### Source records
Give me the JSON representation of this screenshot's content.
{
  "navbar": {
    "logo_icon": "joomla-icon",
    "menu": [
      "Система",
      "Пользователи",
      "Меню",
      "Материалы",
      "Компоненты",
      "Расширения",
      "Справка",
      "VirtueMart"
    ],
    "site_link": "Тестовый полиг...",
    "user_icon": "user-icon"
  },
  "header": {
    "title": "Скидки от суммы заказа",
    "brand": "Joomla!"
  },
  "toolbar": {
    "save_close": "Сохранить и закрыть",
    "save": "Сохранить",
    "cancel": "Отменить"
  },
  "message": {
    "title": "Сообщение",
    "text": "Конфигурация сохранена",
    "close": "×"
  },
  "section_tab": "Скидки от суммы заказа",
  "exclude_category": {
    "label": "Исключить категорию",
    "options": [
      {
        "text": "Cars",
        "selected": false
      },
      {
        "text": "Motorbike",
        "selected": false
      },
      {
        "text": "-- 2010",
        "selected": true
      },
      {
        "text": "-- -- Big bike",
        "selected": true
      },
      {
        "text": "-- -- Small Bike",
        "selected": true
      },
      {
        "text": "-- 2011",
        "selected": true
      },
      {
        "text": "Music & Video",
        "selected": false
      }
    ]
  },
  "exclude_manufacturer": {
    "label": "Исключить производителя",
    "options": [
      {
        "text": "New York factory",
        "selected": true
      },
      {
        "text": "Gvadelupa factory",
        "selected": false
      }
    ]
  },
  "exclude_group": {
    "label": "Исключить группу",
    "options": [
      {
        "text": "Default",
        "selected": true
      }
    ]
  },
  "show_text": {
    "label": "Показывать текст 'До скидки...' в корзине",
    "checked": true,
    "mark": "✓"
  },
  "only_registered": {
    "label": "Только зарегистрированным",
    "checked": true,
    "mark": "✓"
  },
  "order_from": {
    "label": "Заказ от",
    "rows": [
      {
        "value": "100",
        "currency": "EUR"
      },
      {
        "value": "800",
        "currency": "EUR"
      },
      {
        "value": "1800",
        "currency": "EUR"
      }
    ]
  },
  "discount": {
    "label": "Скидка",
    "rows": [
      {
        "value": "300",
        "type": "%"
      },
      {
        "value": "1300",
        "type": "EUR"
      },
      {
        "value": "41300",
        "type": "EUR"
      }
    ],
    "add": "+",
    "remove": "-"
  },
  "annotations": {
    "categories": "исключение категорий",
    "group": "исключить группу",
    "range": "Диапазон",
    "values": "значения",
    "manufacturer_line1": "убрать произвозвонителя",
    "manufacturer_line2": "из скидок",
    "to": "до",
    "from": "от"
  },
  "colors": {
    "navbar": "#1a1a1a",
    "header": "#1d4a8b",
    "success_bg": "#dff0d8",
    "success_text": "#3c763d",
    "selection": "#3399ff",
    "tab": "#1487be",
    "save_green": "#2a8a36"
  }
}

### Set exercise
Gather every line from the entries above where the word "factory" appears, and copy them.

### Result
        "text": "New York factory",
        "text": "Gvadelupa factory",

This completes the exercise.